_TASK TO COMPLETE:_
Each entry below must be repeated word for word.

Data entries for graphics:

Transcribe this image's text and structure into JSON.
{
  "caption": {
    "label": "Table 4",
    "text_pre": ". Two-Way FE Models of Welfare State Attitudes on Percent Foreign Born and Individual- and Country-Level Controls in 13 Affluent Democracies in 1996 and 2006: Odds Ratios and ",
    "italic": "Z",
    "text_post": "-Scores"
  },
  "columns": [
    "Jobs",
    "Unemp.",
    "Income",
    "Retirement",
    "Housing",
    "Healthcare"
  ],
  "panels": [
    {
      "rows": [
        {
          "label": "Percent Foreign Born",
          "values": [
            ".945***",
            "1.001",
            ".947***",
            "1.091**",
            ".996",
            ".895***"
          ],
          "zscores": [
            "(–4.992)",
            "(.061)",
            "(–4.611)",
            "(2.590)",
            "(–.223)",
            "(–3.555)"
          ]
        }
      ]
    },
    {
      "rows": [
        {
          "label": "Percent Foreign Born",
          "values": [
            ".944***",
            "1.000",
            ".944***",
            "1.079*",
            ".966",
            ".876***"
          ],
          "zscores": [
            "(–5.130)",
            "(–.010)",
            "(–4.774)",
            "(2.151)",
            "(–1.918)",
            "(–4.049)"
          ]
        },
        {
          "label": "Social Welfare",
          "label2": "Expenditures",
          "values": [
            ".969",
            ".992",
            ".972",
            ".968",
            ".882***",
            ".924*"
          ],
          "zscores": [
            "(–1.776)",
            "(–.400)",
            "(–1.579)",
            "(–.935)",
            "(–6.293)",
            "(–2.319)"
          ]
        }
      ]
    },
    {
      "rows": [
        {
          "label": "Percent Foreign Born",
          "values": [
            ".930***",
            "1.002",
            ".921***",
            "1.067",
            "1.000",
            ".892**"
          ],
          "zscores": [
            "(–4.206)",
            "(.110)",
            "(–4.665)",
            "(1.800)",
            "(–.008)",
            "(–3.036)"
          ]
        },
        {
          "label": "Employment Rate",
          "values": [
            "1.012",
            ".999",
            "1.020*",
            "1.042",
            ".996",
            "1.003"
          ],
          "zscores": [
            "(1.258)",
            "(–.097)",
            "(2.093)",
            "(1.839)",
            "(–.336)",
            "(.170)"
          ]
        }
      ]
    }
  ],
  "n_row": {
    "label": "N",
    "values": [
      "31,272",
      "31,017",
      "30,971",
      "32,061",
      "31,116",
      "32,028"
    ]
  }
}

_RESPONSE BELOW:_
Transcribe this image's text and structure into JSON.
{
  "caption": {
    "label": "Table 4",
    "text_pre": ". Two-Way FE Models of Welfare State Attitudes on Percent Foreign Born and Individual- and Country-Level Controls in 13 Affluent Democracies in 1996 and 2006: Odds Ratios and ",
    "italic": "Z",
    "text_post": "-Scores"
  },
  "columns": [
    "Jobs",
    "Unemp.",
    "Income",
    "Retirement",
    "Housing",
    "Healthcare"
  ],
  "panels": [
    {
      "rows": [
        {
          "label": "Percent Foreign Born",
          "values": [
            ".945***",
            "1.001",
            ".947***",
            "1.091**",
            ".996",
            ".895***"
          ],
          "zscores": [
            "(–4.992)",
            "(.061)",
            "(–4.611)",
            "(2.590)",
            "(–.223)",
            "(–3.555)"
          ]
        }
      ]
    },
    {
      "rows": [
        {
          "label": "Percent Foreign Born",
          "values": [
            ".944***",
            "1.000",
            ".944***",
            "1.079*",
            ".966",
            ".876***"
          ],
          "zscores": [
            "(–5.130)",
            "(–.010)",
            "(–4.774)",
            "(2.151)",
            "(–1.918)",
            "(–4.049)"
          ]
        },
        {
          "label": "Social Welfare",
          "label2": "Expenditures",
          "values": [
            ".969",
            ".992",
            ".972",
            ".968",
            ".882***",
            ".924*"
          ],
          "zscores": [
            "(–1.776)",
            "(–.400)",
            "(–1.579)",
            "(–.935)",
            "(–6.293)",
            "(–2.319)"
          ]
        }
      ]
    },
    {
      "rows": [
        {
          "label": "Percent Foreign Born",
          "values": [
            ".930***",
            "1.002",
            ".921***",
            "1.067",
            "1.000",
            ".892**"
          ],
          "zscores": [
            "(–4.206)",
            "(.110)",
            "(–4.665)",
            "(1.800)",
            "(–.008)",
            "(–3.036)"
          ]
        },
        {
          "label": "Employment Rate",
          "values": [
            "1.012",
            ".999",
            "1.020*",
            "1.042",
            ".996",
            "1.003"
          ],
          "zscores": [
            "(1.258)",
            "(–.097)",
            "(2.093)",
            "(1.839)",
            "(–.336)",
            "(.170)"
          ]
        }
      ]
    }
  ],
  "n_row": {
    "label": "N",
    "values": [
      "31,272",
      "31,017",
      "30,971",
      "32,061",
      "31,116",
      "32,028"
    ]
  }
}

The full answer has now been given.